[Start Source records]

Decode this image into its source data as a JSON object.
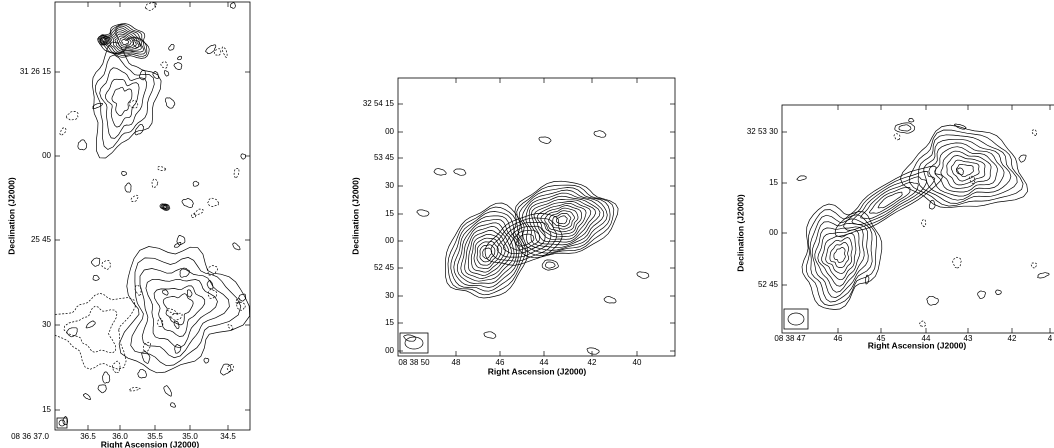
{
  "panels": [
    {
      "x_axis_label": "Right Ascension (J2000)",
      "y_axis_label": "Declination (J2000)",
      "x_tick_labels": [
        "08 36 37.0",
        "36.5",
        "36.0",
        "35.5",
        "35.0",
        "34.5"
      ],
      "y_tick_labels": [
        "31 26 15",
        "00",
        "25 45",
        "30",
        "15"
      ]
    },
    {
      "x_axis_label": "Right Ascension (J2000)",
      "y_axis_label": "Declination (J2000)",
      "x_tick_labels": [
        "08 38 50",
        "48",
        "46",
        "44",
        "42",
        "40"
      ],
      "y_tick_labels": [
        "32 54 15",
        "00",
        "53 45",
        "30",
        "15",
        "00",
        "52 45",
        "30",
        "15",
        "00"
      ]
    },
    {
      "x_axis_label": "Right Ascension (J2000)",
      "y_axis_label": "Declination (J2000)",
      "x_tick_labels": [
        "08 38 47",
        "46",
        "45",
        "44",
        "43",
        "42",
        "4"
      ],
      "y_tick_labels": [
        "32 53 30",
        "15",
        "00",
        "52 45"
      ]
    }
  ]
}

[End Source records]
[Start Source records]

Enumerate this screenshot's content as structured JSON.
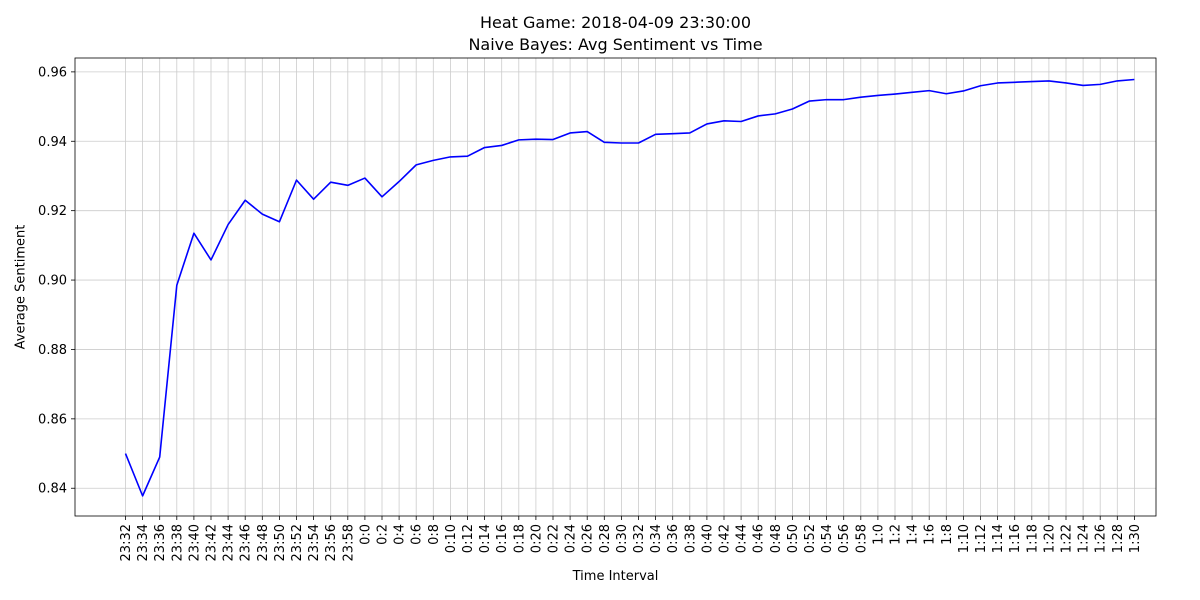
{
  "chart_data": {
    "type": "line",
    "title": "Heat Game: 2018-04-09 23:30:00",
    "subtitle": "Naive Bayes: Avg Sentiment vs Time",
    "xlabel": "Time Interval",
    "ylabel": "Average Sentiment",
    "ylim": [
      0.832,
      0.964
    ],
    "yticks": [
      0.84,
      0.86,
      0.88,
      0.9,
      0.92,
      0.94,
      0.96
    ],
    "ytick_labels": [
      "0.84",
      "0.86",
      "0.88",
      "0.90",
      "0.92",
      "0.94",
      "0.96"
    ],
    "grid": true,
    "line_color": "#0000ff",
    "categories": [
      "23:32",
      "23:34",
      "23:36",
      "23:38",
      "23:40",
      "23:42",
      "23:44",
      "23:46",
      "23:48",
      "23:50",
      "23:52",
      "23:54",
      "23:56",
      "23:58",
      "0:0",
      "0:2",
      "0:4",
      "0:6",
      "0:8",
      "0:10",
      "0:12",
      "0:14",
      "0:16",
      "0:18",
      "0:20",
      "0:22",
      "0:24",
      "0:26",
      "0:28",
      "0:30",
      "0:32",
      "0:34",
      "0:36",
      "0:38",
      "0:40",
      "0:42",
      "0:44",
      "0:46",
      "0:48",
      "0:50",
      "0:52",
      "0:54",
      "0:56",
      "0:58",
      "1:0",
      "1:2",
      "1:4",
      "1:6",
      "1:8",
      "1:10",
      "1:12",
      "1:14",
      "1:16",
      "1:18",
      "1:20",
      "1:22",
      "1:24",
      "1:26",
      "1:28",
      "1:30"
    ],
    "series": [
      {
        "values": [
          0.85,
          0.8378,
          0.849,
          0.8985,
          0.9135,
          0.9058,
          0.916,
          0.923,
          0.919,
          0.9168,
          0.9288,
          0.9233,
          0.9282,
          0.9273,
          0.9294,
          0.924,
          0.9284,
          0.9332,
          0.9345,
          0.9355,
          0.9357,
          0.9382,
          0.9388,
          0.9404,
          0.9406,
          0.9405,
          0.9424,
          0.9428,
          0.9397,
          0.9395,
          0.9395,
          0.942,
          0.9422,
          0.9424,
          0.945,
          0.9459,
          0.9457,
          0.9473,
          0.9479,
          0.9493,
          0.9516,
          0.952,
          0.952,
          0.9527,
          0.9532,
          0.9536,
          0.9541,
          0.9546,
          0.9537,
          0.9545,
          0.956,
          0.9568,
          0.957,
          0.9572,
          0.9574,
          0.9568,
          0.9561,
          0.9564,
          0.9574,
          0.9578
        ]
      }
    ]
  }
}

[End Source records]

## Job
Where a line of the material above holds the string "this", copy that line.

## Exercise output
Decode this image into its source data as a JSON object.
Enumerate this screenshot's content as structured JSON.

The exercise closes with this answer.